Provide only the number of lines where "Barry" occurs.

> Data for the task:
+===+
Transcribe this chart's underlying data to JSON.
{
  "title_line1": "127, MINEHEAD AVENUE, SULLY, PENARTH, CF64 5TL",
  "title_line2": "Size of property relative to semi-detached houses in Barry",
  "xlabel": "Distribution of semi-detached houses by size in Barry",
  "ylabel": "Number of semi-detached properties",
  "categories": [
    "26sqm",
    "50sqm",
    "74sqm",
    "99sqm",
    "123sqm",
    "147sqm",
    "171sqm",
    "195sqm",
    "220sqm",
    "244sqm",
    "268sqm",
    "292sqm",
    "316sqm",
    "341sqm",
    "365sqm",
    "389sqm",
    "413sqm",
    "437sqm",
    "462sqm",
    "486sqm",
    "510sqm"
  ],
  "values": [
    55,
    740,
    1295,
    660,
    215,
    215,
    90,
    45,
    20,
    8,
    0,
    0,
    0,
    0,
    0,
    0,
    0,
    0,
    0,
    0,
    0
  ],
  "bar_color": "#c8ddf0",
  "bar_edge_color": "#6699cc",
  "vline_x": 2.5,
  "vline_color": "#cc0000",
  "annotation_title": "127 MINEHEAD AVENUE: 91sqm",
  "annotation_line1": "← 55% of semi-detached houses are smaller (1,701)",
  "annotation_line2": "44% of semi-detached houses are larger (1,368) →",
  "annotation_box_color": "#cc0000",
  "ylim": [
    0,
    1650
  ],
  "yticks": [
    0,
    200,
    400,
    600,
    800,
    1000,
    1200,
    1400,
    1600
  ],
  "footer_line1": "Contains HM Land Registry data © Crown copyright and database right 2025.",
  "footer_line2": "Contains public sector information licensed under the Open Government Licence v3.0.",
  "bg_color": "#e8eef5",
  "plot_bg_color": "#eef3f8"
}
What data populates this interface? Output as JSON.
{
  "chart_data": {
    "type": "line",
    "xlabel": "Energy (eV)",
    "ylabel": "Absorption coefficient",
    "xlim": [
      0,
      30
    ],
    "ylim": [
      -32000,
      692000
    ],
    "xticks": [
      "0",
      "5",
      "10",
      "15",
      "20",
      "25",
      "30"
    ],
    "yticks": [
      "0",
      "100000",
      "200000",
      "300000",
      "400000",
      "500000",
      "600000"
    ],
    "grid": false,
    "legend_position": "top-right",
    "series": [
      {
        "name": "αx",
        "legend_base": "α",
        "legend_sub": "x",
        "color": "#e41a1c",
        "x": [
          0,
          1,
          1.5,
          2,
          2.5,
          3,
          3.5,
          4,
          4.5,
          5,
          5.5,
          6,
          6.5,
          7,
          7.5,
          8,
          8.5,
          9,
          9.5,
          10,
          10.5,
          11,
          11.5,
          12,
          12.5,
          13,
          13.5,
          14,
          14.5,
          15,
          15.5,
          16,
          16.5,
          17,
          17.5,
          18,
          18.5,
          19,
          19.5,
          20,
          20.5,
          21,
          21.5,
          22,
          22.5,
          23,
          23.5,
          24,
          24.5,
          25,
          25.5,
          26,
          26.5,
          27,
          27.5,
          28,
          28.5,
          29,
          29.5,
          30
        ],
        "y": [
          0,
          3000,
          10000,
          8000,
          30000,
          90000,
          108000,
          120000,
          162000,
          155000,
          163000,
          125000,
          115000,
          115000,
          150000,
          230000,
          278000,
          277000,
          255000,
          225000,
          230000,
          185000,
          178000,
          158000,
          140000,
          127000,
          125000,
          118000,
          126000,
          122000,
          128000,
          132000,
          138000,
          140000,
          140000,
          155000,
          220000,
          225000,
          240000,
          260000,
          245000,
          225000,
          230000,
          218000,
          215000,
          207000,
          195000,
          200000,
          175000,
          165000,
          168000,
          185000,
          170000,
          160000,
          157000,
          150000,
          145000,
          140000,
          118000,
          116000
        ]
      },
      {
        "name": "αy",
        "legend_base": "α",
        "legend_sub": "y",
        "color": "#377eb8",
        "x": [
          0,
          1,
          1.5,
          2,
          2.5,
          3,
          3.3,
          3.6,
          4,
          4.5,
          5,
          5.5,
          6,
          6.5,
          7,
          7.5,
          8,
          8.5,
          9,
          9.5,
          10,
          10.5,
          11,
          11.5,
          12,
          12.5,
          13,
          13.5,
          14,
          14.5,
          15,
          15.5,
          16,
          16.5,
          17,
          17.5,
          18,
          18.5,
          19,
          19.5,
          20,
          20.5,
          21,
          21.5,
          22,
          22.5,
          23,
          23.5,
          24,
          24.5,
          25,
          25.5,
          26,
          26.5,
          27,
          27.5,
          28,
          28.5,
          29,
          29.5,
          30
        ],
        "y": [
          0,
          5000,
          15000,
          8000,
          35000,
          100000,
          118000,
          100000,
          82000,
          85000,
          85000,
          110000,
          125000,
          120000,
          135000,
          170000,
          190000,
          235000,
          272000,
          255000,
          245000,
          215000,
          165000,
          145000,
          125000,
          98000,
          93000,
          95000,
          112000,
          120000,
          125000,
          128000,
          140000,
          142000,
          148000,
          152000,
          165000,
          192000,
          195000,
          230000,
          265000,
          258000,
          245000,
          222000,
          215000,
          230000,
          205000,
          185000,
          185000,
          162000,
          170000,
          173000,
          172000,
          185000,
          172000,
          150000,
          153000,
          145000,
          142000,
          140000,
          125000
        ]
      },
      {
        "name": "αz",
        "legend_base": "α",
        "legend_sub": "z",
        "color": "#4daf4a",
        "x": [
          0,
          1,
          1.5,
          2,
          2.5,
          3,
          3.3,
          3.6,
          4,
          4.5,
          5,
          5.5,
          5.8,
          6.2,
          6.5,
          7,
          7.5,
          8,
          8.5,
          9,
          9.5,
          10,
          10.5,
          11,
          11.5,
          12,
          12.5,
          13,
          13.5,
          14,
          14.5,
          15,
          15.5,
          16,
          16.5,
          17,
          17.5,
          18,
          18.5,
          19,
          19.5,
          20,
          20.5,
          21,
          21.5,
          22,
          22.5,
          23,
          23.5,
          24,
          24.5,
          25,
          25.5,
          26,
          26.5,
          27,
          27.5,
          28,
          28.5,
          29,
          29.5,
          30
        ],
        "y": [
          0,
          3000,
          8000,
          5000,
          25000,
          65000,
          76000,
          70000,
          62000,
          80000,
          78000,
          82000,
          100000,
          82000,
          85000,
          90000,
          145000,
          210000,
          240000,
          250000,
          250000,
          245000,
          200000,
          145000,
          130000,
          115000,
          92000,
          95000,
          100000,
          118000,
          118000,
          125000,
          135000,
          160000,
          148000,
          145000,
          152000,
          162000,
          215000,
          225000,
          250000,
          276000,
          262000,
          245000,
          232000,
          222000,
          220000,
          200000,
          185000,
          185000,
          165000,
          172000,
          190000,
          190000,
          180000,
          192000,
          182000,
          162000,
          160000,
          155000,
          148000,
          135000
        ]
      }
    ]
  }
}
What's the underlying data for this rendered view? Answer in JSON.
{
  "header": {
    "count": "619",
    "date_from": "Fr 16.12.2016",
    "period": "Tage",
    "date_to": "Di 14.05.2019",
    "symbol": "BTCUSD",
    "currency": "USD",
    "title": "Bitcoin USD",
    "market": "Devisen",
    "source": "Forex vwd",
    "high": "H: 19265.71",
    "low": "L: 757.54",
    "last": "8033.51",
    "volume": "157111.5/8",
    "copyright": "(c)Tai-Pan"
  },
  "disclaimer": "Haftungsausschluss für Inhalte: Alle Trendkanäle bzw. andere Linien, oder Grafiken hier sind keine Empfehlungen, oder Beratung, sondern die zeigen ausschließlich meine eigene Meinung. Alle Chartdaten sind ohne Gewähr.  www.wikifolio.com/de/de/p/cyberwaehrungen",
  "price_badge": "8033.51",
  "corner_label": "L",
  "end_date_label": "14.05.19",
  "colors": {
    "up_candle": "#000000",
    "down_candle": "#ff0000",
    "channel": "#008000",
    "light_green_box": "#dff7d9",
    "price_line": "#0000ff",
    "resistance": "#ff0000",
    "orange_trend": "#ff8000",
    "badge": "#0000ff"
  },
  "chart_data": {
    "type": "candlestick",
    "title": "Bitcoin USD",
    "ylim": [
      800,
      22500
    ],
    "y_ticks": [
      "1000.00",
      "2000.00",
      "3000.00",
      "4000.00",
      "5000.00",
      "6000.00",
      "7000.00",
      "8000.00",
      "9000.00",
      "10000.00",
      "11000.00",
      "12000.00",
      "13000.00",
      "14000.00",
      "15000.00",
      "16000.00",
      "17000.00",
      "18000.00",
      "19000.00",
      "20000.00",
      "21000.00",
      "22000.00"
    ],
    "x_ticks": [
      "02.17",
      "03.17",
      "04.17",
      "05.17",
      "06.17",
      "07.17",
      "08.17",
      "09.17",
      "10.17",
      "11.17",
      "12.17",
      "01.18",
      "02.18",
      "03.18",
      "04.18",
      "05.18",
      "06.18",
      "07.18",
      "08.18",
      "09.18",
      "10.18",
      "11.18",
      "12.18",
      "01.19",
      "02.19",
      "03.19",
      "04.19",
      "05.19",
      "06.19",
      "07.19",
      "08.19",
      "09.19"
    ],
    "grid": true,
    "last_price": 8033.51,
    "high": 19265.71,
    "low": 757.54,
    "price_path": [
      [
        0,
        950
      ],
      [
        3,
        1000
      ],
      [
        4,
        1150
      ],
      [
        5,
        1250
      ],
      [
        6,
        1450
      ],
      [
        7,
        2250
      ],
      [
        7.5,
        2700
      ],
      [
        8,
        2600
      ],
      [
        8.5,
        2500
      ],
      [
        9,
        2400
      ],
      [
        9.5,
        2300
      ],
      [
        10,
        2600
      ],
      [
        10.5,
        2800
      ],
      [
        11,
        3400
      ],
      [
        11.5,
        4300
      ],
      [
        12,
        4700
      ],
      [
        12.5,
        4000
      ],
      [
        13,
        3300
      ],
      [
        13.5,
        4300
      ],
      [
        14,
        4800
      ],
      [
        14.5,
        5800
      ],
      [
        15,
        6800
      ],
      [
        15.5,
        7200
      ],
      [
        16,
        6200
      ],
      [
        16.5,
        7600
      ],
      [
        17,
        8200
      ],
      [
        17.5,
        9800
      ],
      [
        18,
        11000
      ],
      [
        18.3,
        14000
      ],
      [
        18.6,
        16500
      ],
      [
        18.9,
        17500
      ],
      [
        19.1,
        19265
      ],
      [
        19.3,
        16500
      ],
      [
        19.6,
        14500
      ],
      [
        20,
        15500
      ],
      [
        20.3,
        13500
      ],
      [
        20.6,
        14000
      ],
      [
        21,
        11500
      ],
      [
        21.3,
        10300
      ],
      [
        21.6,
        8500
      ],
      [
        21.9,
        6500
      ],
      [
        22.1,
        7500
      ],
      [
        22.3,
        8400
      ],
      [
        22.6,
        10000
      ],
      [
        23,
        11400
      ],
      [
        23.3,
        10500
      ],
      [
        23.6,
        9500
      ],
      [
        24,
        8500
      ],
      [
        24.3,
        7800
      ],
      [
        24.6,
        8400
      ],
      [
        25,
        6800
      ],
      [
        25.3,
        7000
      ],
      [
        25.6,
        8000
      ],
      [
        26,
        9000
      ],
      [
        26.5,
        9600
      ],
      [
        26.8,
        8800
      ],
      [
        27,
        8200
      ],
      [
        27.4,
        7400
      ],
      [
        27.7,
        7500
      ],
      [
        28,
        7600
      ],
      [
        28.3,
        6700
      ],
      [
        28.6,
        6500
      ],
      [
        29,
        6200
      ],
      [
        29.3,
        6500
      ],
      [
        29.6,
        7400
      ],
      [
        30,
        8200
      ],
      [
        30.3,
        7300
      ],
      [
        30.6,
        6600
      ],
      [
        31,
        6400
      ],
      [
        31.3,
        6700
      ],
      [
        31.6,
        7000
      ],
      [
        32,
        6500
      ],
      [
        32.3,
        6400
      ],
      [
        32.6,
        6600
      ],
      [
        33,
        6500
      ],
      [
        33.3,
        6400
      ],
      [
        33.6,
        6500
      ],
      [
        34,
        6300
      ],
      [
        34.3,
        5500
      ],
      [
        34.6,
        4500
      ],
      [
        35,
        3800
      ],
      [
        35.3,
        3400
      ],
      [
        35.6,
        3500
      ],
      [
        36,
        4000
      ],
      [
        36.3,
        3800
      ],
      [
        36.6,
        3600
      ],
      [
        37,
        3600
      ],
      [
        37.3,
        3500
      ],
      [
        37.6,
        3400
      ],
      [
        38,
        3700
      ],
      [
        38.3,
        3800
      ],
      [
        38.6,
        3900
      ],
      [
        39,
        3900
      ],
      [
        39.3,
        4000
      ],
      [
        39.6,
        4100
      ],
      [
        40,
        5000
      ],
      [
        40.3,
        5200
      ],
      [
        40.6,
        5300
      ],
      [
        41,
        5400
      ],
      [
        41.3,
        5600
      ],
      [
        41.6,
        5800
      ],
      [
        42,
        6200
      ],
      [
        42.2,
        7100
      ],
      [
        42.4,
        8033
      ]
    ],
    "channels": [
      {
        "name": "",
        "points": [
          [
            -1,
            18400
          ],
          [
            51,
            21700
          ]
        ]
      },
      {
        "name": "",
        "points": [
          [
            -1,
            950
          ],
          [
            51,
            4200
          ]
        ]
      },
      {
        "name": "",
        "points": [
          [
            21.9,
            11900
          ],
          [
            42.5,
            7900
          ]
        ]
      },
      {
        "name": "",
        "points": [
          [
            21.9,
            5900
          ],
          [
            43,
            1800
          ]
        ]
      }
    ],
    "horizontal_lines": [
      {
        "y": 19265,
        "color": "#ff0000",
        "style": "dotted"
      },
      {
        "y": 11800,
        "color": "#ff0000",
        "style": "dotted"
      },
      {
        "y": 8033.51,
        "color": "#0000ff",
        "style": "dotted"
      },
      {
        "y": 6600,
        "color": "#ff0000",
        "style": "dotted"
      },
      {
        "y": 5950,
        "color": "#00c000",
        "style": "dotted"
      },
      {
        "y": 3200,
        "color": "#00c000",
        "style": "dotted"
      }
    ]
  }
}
+===+
> Exercise output: 2